[Extracted records]
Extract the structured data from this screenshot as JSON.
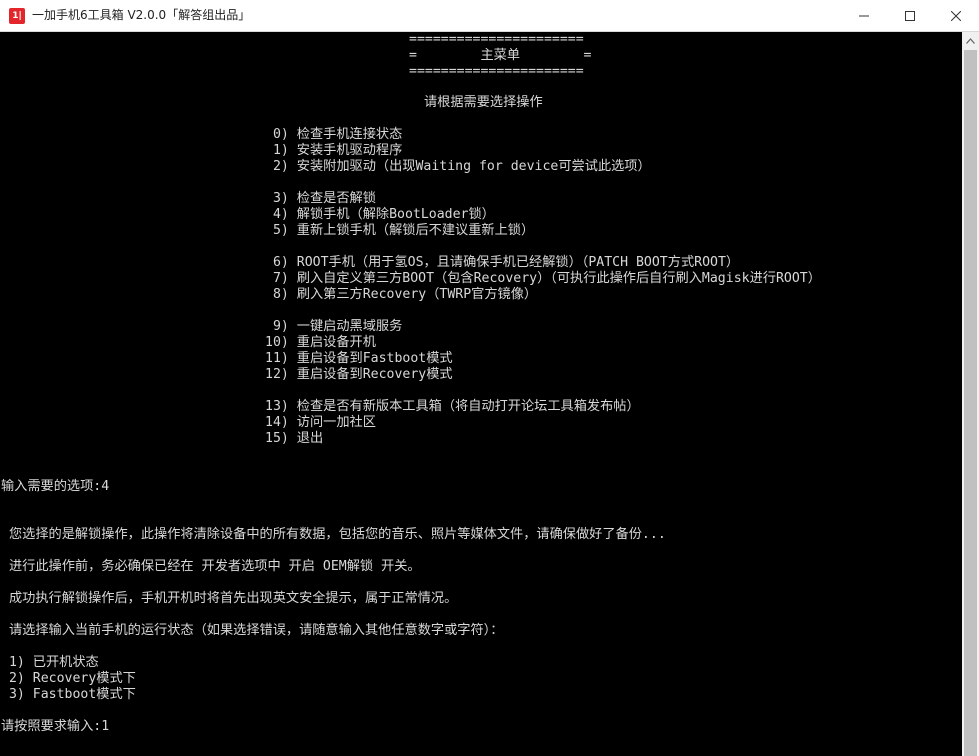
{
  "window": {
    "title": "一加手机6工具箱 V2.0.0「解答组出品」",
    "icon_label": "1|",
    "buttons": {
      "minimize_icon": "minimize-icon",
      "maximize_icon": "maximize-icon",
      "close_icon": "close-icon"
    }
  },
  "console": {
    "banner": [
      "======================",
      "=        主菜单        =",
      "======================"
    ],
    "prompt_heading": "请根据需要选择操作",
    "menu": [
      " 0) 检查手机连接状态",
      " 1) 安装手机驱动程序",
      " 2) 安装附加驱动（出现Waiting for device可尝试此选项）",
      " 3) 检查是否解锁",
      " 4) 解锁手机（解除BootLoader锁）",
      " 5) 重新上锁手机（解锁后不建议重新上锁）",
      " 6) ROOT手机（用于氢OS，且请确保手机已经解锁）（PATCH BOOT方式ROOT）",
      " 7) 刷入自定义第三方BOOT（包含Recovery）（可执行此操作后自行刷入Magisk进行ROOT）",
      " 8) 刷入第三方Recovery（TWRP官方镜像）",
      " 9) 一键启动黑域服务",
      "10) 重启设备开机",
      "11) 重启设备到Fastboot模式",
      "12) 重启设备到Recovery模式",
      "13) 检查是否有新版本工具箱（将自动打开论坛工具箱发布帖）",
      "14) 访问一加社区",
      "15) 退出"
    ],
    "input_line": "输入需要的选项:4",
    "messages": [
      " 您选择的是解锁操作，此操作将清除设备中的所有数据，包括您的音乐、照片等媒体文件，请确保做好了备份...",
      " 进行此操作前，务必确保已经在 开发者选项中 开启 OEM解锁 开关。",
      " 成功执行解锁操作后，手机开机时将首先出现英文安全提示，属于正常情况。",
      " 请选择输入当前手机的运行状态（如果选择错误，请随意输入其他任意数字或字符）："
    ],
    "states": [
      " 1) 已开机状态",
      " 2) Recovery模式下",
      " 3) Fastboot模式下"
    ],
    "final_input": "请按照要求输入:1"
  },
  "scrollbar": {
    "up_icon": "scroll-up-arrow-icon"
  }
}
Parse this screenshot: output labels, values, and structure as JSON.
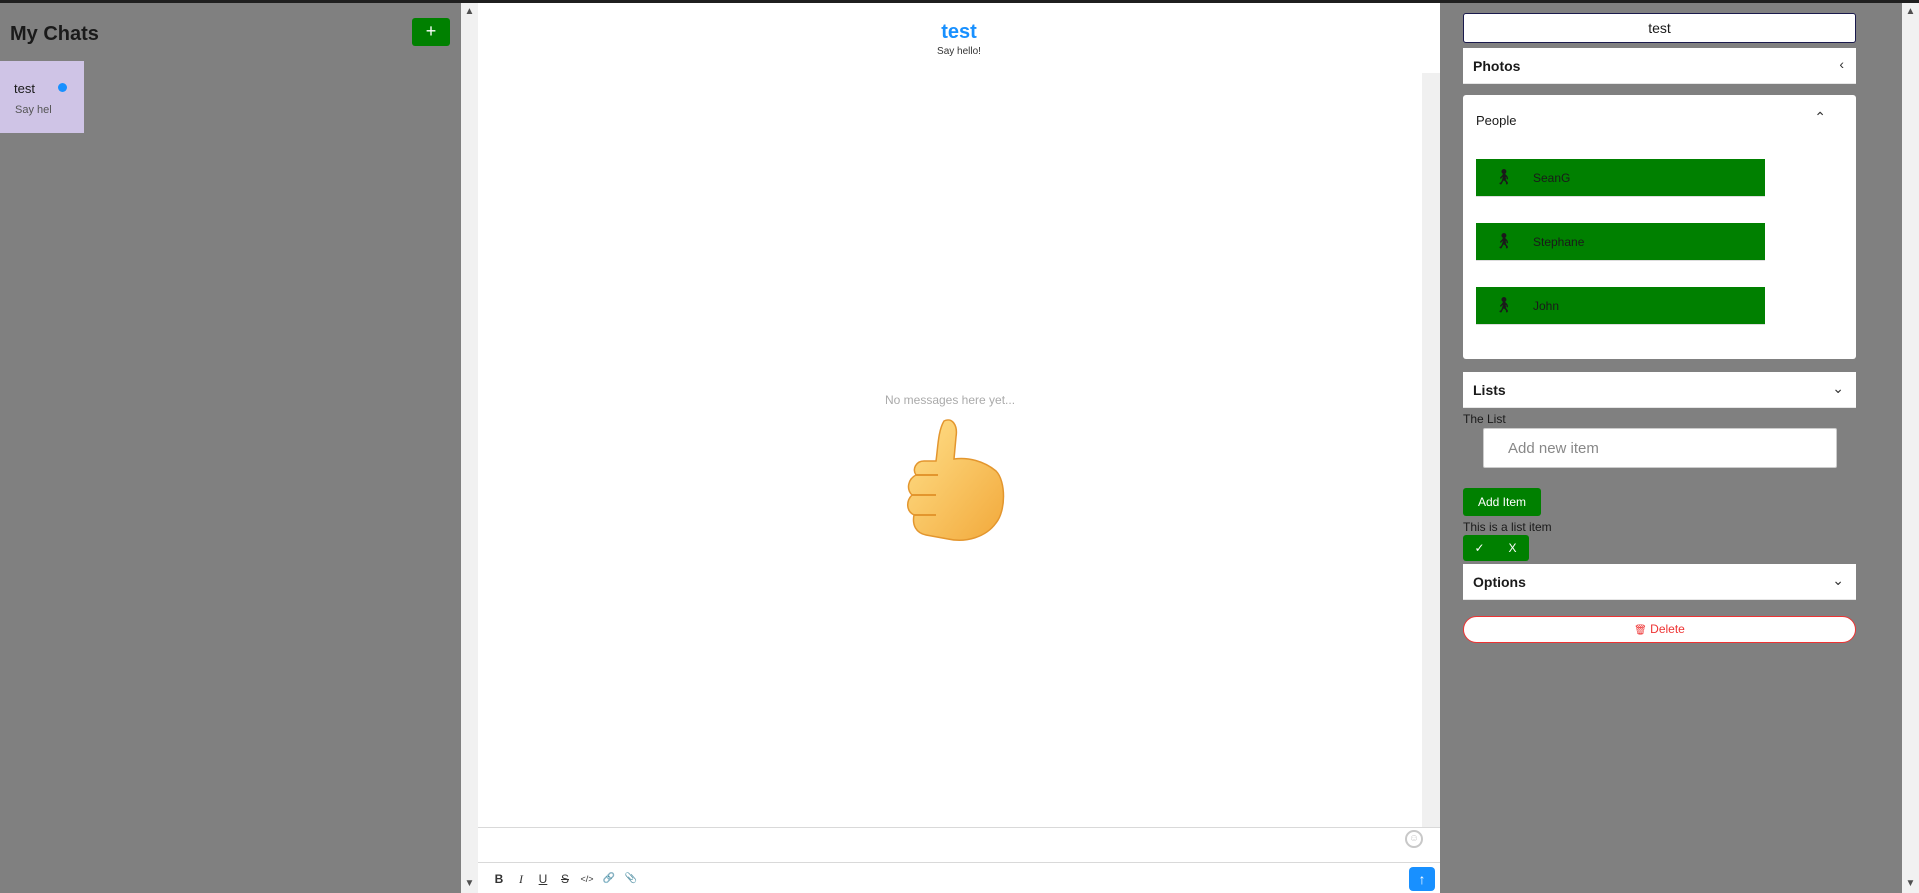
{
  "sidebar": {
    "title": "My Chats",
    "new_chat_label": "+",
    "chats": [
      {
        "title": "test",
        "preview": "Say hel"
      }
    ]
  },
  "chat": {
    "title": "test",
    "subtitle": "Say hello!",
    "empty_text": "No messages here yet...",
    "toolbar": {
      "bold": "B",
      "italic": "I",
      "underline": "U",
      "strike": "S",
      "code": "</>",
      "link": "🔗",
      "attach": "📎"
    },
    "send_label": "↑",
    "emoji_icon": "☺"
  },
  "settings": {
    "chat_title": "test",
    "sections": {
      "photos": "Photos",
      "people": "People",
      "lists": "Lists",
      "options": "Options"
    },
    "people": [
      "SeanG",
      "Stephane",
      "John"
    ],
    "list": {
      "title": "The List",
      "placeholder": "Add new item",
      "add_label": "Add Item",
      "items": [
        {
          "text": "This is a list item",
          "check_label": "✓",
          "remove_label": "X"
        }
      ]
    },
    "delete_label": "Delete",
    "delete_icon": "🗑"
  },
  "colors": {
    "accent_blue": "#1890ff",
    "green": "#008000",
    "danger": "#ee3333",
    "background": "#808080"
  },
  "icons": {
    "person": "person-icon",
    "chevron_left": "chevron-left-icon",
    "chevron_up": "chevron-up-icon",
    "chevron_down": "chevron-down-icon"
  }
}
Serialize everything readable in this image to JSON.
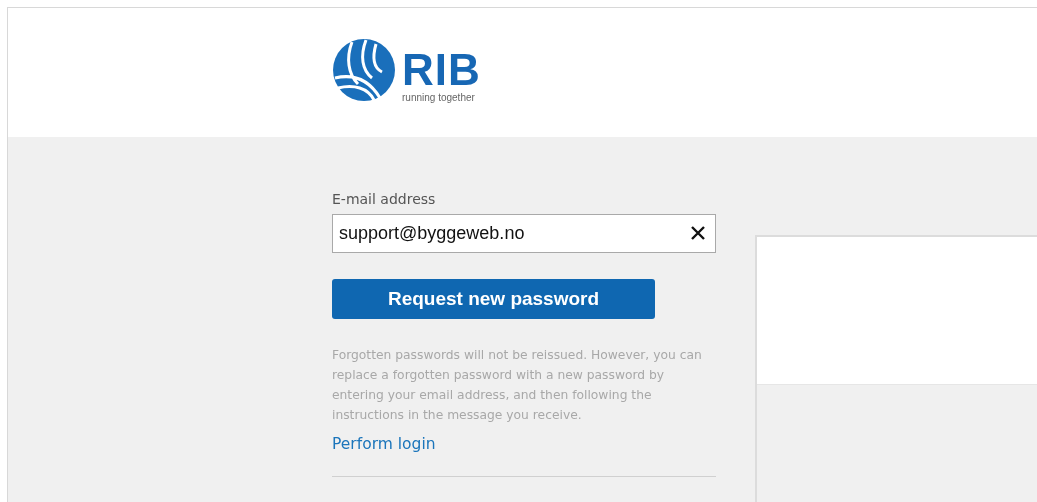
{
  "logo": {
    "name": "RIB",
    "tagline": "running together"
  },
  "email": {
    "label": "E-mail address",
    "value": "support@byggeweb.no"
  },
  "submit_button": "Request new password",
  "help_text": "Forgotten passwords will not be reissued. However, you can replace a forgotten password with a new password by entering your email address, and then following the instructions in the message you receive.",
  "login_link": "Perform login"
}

▶ **Challenge**
What comes back should match the records exactly, minus any pictures.

▶ **Response for this exercise**
Extract the structured data from this screenshot as JSON.
{
  "window": {
    "title": "一加手机6工具箱 V2.0.0「解答组出品」",
    "icon_label": "1|",
    "buttons": {
      "minimize_icon": "minimize-icon",
      "maximize_icon": "maximize-icon",
      "close_icon": "close-icon"
    }
  },
  "console": {
    "banner": [
      "======================",
      "=        主菜单        =",
      "======================"
    ],
    "prompt_heading": "请根据需要选择操作",
    "menu": [
      " 0) 检查手机连接状态",
      " 1) 安装手机驱动程序",
      " 2) 安装附加驱动（出现Waiting for device可尝试此选项）",
      " 3) 检查是否解锁",
      " 4) 解锁手机（解除BootLoader锁）",
      " 5) 重新上锁手机（解锁后不建议重新上锁）",
      " 6) ROOT手机（用于氢OS，且请确保手机已经解锁）（PATCH BOOT方式ROOT）",
      " 7) 刷入自定义第三方BOOT（包含Recovery）（可执行此操作后自行刷入Magisk进行ROOT）",
      " 8) 刷入第三方Recovery（TWRP官方镜像）",
      " 9) 一键启动黑域服务",
      "10) 重启设备开机",
      "11) 重启设备到Fastboot模式",
      "12) 重启设备到Recovery模式",
      "13) 检查是否有新版本工具箱（将自动打开论坛工具箱发布帖）",
      "14) 访问一加社区",
      "15) 退出"
    ],
    "input_line": "输入需要的选项:4",
    "messages": [
      " 您选择的是解锁操作，此操作将清除设备中的所有数据，包括您的音乐、照片等媒体文件，请确保做好了备份...",
      " 进行此操作前，务必确保已经在 开发者选项中 开启 OEM解锁 开关。",
      " 成功执行解锁操作后，手机开机时将首先出现英文安全提示，属于正常情况。",
      " 请选择输入当前手机的运行状态（如果选择错误，请随意输入其他任意数字或字符）："
    ],
    "states": [
      " 1) 已开机状态",
      " 2) Recovery模式下",
      " 3) Fastboot模式下"
    ],
    "final_input": "请按照要求输入:1"
  },
  "scrollbar": {
    "up_icon": "scroll-up-arrow-icon"
  }
}
Parse this screenshot: output labels, values, and structure as JSON.
{
  "sidebar": {
    "title": "My Chats",
    "new_chat_label": "+",
    "chats": [
      {
        "title": "test",
        "preview": "Say hel"
      }
    ]
  },
  "chat": {
    "title": "test",
    "subtitle": "Say hello!",
    "empty_text": "No messages here yet...",
    "toolbar": {
      "bold": "B",
      "italic": "I",
      "underline": "U",
      "strike": "S",
      "code": "</>",
      "link": "🔗",
      "attach": "📎"
    },
    "send_label": "↑",
    "emoji_icon": "☺"
  },
  "settings": {
    "chat_title": "test",
    "sections": {
      "photos": "Photos",
      "people": "People",
      "lists": "Lists",
      "options": "Options"
    },
    "people": [
      "SeanG",
      "Stephane",
      "John"
    ],
    "list": {
      "title": "The List",
      "placeholder": "Add new item",
      "add_label": "Add Item",
      "items": [
        {
          "text": "This is a list item",
          "check_label": "✓",
          "remove_label": "X"
        }
      ]
    },
    "delete_label": "Delete",
    "delete_icon": "🗑"
  },
  "colors": {
    "accent_blue": "#1890ff",
    "green": "#008000",
    "danger": "#ee3333",
    "background": "#808080"
  },
  "icons": {
    "person": "person-icon",
    "chevron_left": "chevron-left-icon",
    "chevron_up": "chevron-up-icon",
    "chevron_down": "chevron-down-icon"
  }
}
Serialize everything readable in this image to JSON.
{
  "logo": {
    "name": "RIB",
    "tagline": "running together"
  },
  "email": {
    "label": "E-mail address",
    "value": "support@byggeweb.no"
  },
  "submit_button": "Request new password",
  "help_text": "Forgotten passwords will not be reissued. However, you can replace a forgotten password with a new password by entering your email address, and then following the instructions in the message you receive.",
  "login_link": "Perform login"
}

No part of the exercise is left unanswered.